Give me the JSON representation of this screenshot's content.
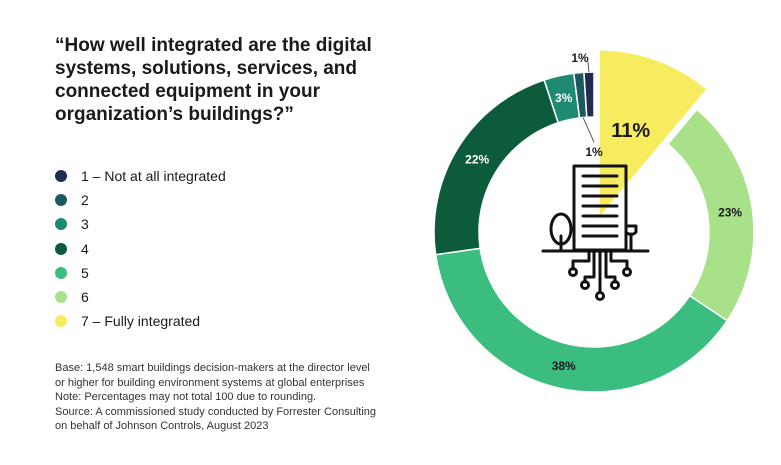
{
  "title": "“How well integrated are the digital systems, solutions, services, and connected equipment in your organization’s buildings?”",
  "notes": [
    "Base: 1,548 smart buildings decision-makers at the director level",
    "or higher for building environment systems at global enterprises",
    "Note: Percentages may not total 100 due to rounding.",
    "Source: A commissioned study conducted by Forrester Consulting",
    "on behalf of Johnson Controls, August 2023"
  ],
  "chart_data": {
    "type": "pie",
    "variant": "donut",
    "title": "“How well integrated are the digital systems, solutions, services, and connected equipment in your organization’s buildings?”",
    "categories": [
      "1 – Not at all integrated",
      "2",
      "3",
      "4",
      "5",
      "6",
      "7 – Fully integrated"
    ],
    "values": [
      1,
      1,
      3,
      22,
      38,
      23,
      11
    ],
    "labels": [
      "1%",
      "1%",
      "3%",
      "22%",
      "38%",
      "23%",
      "11%"
    ],
    "colors": [
      "#1f2d4e",
      "#1d5a60",
      "#1f8a72",
      "#0c5c3c",
      "#3bbd80",
      "#a9e08a",
      "#f7ec5f"
    ],
    "exploded_category": "7 – Fully integrated",
    "legend_position": "left",
    "center_icon": "building-with-tree-icon"
  }
}
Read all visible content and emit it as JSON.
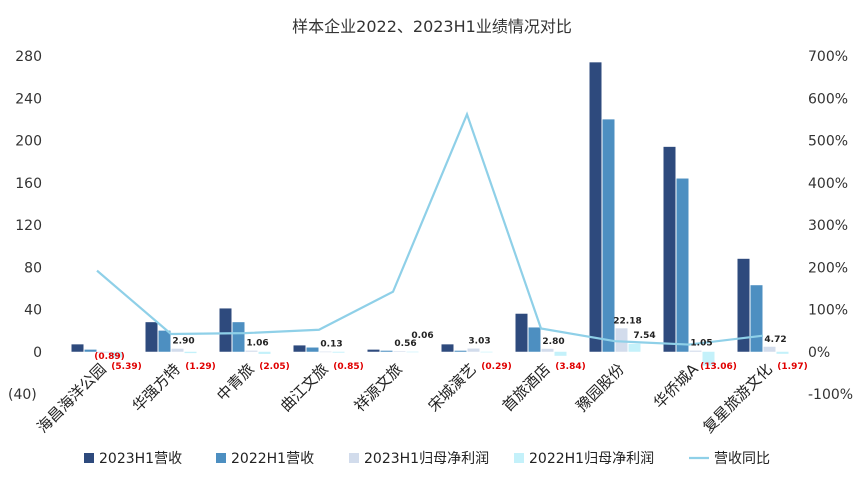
{
  "chart_data": {
    "type": "bar",
    "title": "样本企业2022、2023H1业绩情况对比",
    "categories": [
      "海昌海洋公园",
      "华强方特",
      "中青旅",
      "曲江文旅",
      "祥源文旅",
      "宋城演艺",
      "首旅酒店",
      "豫园股份",
      "华侨城A",
      "复星旅游文化"
    ],
    "y_left": {
      "min": -40,
      "max": 280,
      "ticks": [
        "(40)",
        "0",
        "40",
        "80",
        "120",
        "160",
        "200",
        "240",
        "280"
      ],
      "tick_values": [
        -40,
        0,
        40,
        80,
        120,
        160,
        200,
        240,
        280
      ]
    },
    "y_right": {
      "min": -1.0,
      "max": 7.0,
      "ticks": [
        "-100%",
        "0%",
        "100%",
        "200%",
        "300%",
        "400%",
        "500%",
        "600%",
        "700%"
      ]
    },
    "grid": false,
    "legend_position": "bottom",
    "series": [
      {
        "name": "2023H1营收",
        "type": "bar",
        "axis": "left",
        "color": "#2e4a7d",
        "values": [
          7,
          28,
          41,
          6,
          2,
          7,
          36,
          274,
          194,
          88
        ]
      },
      {
        "name": "2022H1营收",
        "type": "bar",
        "axis": "left",
        "color": "#4d8fc1",
        "values": [
          2,
          20,
          28,
          4,
          1,
          1,
          23,
          220,
          164,
          63
        ]
      },
      {
        "name": "2023H1归母净利润",
        "type": "bar",
        "axis": "left",
        "color": "#d2dcec",
        "values": [
          -0.89,
          2.9,
          1.06,
          0.13,
          0.56,
          3.03,
          2.8,
          22.18,
          1.05,
          4.72
        ],
        "labels": [
          "(0.89)",
          "2.90",
          "1.06",
          "0.13",
          "0.56",
          "3.03",
          "2.80",
          "22.18",
          "1.05",
          "4.72"
        ]
      },
      {
        "name": "2022H1归母净利润",
        "type": "bar",
        "axis": "left",
        "color": "#c4f1fa",
        "values": [
          -5.39,
          -1.29,
          -2.05,
          -0.85,
          0.06,
          -0.29,
          -3.84,
          7.54,
          -13.06,
          -1.97
        ],
        "labels": [
          "(5.39)",
          "(1.29)",
          "(2.05)",
          "(0.85)",
          "0.06",
          "(0.29)",
          "(3.84)",
          "7.54",
          "(13.06)",
          "(1.97)"
        ]
      },
      {
        "name": "营收同比",
        "type": "line",
        "axis": "right",
        "color": "#8fd0e8",
        "values": [
          1.92,
          0.42,
          0.44,
          0.52,
          1.42,
          5.62,
          0.55,
          0.25,
          0.17,
          0.38
        ]
      }
    ]
  }
}
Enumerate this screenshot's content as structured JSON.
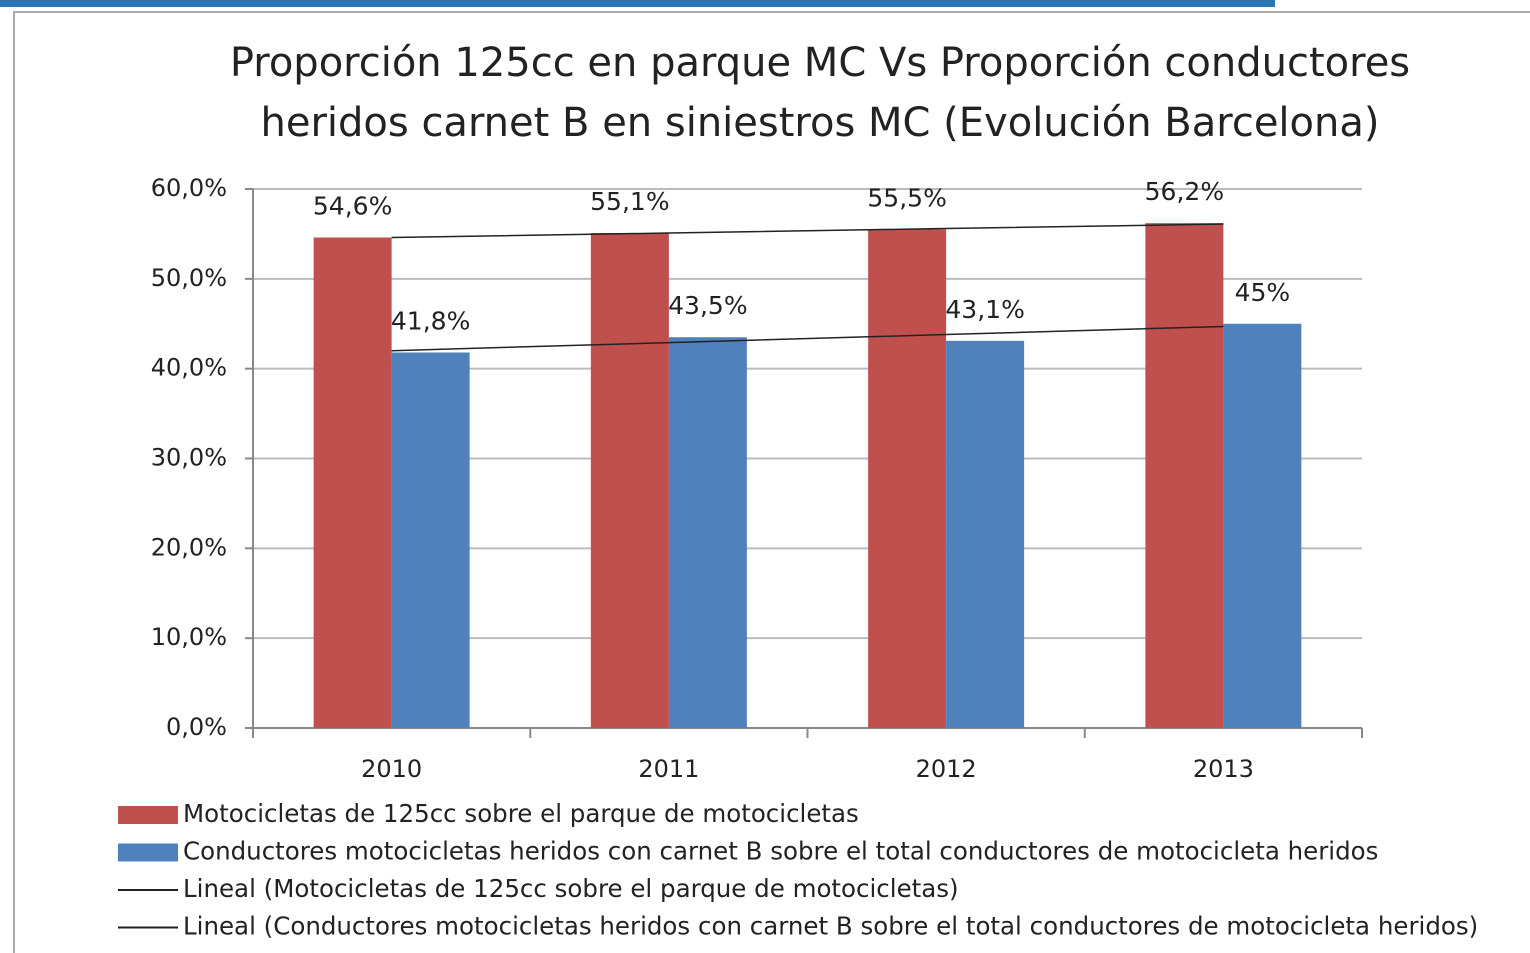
{
  "chart_data": {
    "type": "bar",
    "title": [
      "Proporción 125cc en parque MC Vs Proporción conductores",
      "heridos carnet B  en siniestros MC (Evolución Barcelona)"
    ],
    "categories": [
      "2010",
      "2011",
      "2012",
      "2013"
    ],
    "series": [
      {
        "name": "Motocicletas de 125cc sobre el parque de motocicletas",
        "color": "#c0504d",
        "values": [
          54.6,
          55.1,
          55.5,
          56.2
        ],
        "value_labels": [
          "54,6%",
          "55,1%",
          "55,5%",
          "56,2%"
        ]
      },
      {
        "name": "Conductores motocicletas heridos con carnet B sobre el total conductores de motocicleta heridos",
        "color": "#4f81bd",
        "values": [
          41.8,
          43.5,
          43.1,
          45
        ],
        "value_labels": [
          "41,8%",
          "43,5%",
          "43,1%",
          "45%"
        ]
      }
    ],
    "trendlines": [
      {
        "name": "Lineal (Motocicletas de 125cc sobre el parque de motocicletas)",
        "color": "#222222",
        "values": [
          54.6,
          55.1,
          55.6,
          56.1
        ]
      },
      {
        "name": "Lineal (Conductores motocicletas heridos con carnet B sobre el total conductores de motocicleta heridos)",
        "color": "#222222",
        "values": [
          42.0,
          42.9,
          43.8,
          44.7
        ]
      }
    ],
    "ylim": [
      0,
      60
    ],
    "yticks": [
      {
        "value": 0,
        "label": "0,0%"
      },
      {
        "value": 10,
        "label": "10,0%"
      },
      {
        "value": 20,
        "label": "20,0%"
      },
      {
        "value": 30,
        "label": "30,0%"
      },
      {
        "value": 40,
        "label": "40,0%"
      },
      {
        "value": 50,
        "label": "50,0%"
      },
      {
        "value": 60,
        "label": "60,0%"
      }
    ],
    "grid": true
  }
}
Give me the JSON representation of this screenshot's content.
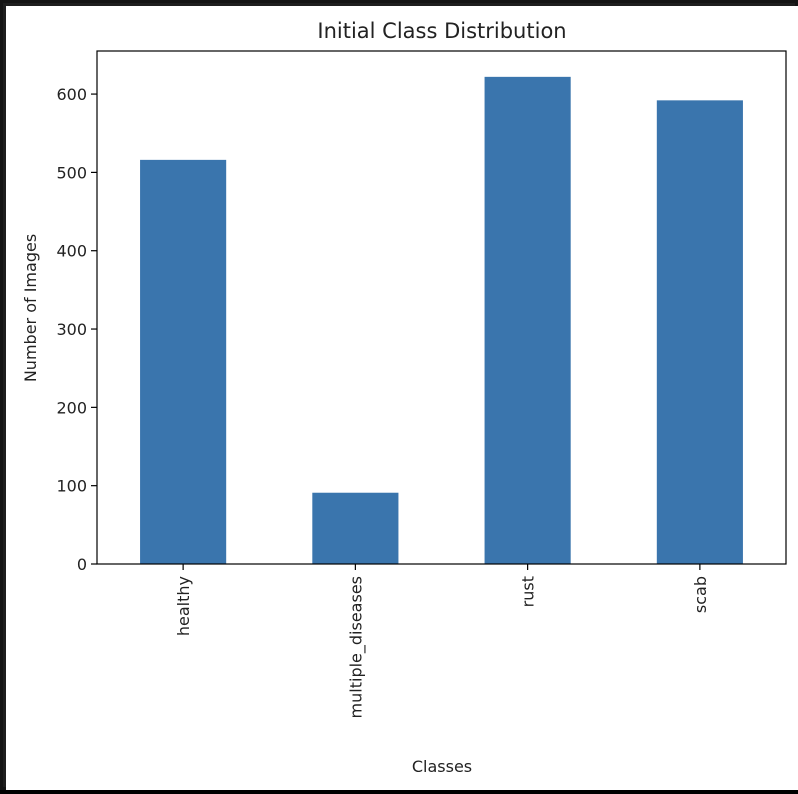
{
  "chart_data": {
    "type": "bar",
    "title": "Initial Class Distribution",
    "xlabel": "Classes",
    "ylabel": "Number of Images",
    "categories": [
      "healthy",
      "multiple_diseases",
      "rust",
      "scab"
    ],
    "values": [
      516,
      91,
      622,
      592
    ],
    "ylim": [
      0,
      655
    ],
    "yticks": [
      0,
      100,
      200,
      300,
      400,
      500,
      600
    ],
    "grid": false,
    "legend": "none",
    "bar_color": "#3a75ad"
  }
}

Exercise prompt: Reproduce the records verbatim, omitting all images they contain.

Reply:
Give me the JSON representation of this screenshot's content.
{
  "title": "“How well integrated are the digital systems, solutions, services, and connected equipment in your organization’s buildings?”",
  "notes": [
    "Base: 1,548 smart buildings decision-makers at the director level",
    "or higher for building environment systems at global enterprises",
    "Note: Percentages may not total 100 due to rounding.",
    "Source: A commissioned study conducted by Forrester Consulting",
    "on behalf of Johnson Controls, August 2023"
  ],
  "chart_data": {
    "type": "pie",
    "variant": "donut",
    "title": "“How well integrated are the digital systems, solutions, services, and connected equipment in your organization’s buildings?”",
    "categories": [
      "1 – Not at all integrated",
      "2",
      "3",
      "4",
      "5",
      "6",
      "7 – Fully integrated"
    ],
    "values": [
      1,
      1,
      3,
      22,
      38,
      23,
      11
    ],
    "labels": [
      "1%",
      "1%",
      "3%",
      "22%",
      "38%",
      "23%",
      "11%"
    ],
    "colors": [
      "#1f2d4e",
      "#1d5a60",
      "#1f8a72",
      "#0c5c3c",
      "#3bbd80",
      "#a9e08a",
      "#f7ec5f"
    ],
    "exploded_category": "7 – Fully integrated",
    "legend_position": "left",
    "center_icon": "building-with-tree-icon"
  }
}
Read all visible content and emit it as JSON.
{
  "chart_data": {
    "type": "bar",
    "title": "样本企业2022、2023H1业绩情况对比",
    "categories": [
      "海昌海洋公园",
      "华强方特",
      "中青旅",
      "曲江文旅",
      "祥源文旅",
      "宋城演艺",
      "首旅酒店",
      "豫园股份",
      "华侨城A",
      "复星旅游文化"
    ],
    "y_left": {
      "min": -40,
      "max": 280,
      "ticks": [
        "(40)",
        "0",
        "40",
        "80",
        "120",
        "160",
        "200",
        "240",
        "280"
      ],
      "tick_values": [
        -40,
        0,
        40,
        80,
        120,
        160,
        200,
        240,
        280
      ]
    },
    "y_right": {
      "min": -1.0,
      "max": 7.0,
      "ticks": [
        "-100%",
        "0%",
        "100%",
        "200%",
        "300%",
        "400%",
        "500%",
        "600%",
        "700%"
      ]
    },
    "grid": false,
    "legend_position": "bottom",
    "series": [
      {
        "name": "2023H1营收",
        "type": "bar",
        "axis": "left",
        "color": "#2e4a7d",
        "values": [
          7,
          28,
          41,
          6,
          2,
          7,
          36,
          274,
          194,
          88
        ]
      },
      {
        "name": "2022H1营收",
        "type": "bar",
        "axis": "left",
        "color": "#4d8fc1",
        "values": [
          2,
          20,
          28,
          4,
          1,
          1,
          23,
          220,
          164,
          63
        ]
      },
      {
        "name": "2023H1归母净利润",
        "type": "bar",
        "axis": "left",
        "color": "#d2dcec",
        "values": [
          -0.89,
          2.9,
          1.06,
          0.13,
          0.56,
          3.03,
          2.8,
          22.18,
          1.05,
          4.72
        ],
        "labels": [
          "(0.89)",
          "2.90",
          "1.06",
          "0.13",
          "0.56",
          "3.03",
          "2.80",
          "22.18",
          "1.05",
          "4.72"
        ]
      },
      {
        "name": "2022H1归母净利润",
        "type": "bar",
        "axis": "left",
        "color": "#c4f1fa",
        "values": [
          -5.39,
          -1.29,
          -2.05,
          -0.85,
          0.06,
          -0.29,
          -3.84,
          7.54,
          -13.06,
          -1.97
        ],
        "labels": [
          "(5.39)",
          "(1.29)",
          "(2.05)",
          "(0.85)",
          "0.06",
          "(0.29)",
          "(3.84)",
          "7.54",
          "(13.06)",
          "(1.97)"
        ]
      },
      {
        "name": "营收同比",
        "type": "line",
        "axis": "right",
        "color": "#8fd0e8",
        "values": [
          1.92,
          0.42,
          0.44,
          0.52,
          1.42,
          5.62,
          0.55,
          0.25,
          0.17,
          0.38
        ]
      }
    ]
  }
}
Enumerate this screenshot's content as structured JSON.
{
  "chart_data": {
    "type": "bar",
    "title": [
      "Proporción 125cc en parque MC Vs Proporción conductores",
      "heridos carnet B  en siniestros MC (Evolución Barcelona)"
    ],
    "categories": [
      "2010",
      "2011",
      "2012",
      "2013"
    ],
    "series": [
      {
        "name": "Motocicletas de 125cc sobre el parque de motocicletas",
        "color": "#c0504d",
        "values": [
          54.6,
          55.1,
          55.5,
          56.2
        ],
        "value_labels": [
          "54,6%",
          "55,1%",
          "55,5%",
          "56,2%"
        ]
      },
      {
        "name": "Conductores motocicletas heridos con carnet B sobre el total conductores de motocicleta heridos",
        "color": "#4f81bd",
        "values": [
          41.8,
          43.5,
          43.1,
          45
        ],
        "value_labels": [
          "41,8%",
          "43,5%",
          "43,1%",
          "45%"
        ]
      }
    ],
    "trendlines": [
      {
        "name": "Lineal (Motocicletas de 125cc sobre el parque de motocicletas)",
        "color": "#222222",
        "values": [
          54.6,
          55.1,
          55.6,
          56.1
        ]
      },
      {
        "name": "Lineal (Conductores motocicletas heridos con carnet B sobre el total conductores de motocicleta heridos)",
        "color": "#222222",
        "values": [
          42.0,
          42.9,
          43.8,
          44.7
        ]
      }
    ],
    "ylim": [
      0,
      60
    ],
    "yticks": [
      {
        "value": 0,
        "label": "0,0%"
      },
      {
        "value": 10,
        "label": "10,0%"
      },
      {
        "value": 20,
        "label": "20,0%"
      },
      {
        "value": 30,
        "label": "30,0%"
      },
      {
        "value": 40,
        "label": "40,0%"
      },
      {
        "value": 50,
        "label": "50,0%"
      },
      {
        "value": 60,
        "label": "60,0%"
      }
    ],
    "grid": true
  }
}
Give me the JSON representation of this screenshot's content.
{
  "chart_data": {
    "type": "bar",
    "title": "Initial Class Distribution",
    "xlabel": "Classes",
    "ylabel": "Number of Images",
    "categories": [
      "healthy",
      "multiple_diseases",
      "rust",
      "scab"
    ],
    "values": [
      516,
      91,
      622,
      592
    ],
    "ylim": [
      0,
      655
    ],
    "yticks": [
      0,
      100,
      200,
      300,
      400,
      500,
      600
    ],
    "grid": false,
    "legend": "none",
    "bar_color": "#3a75ad"
  }
}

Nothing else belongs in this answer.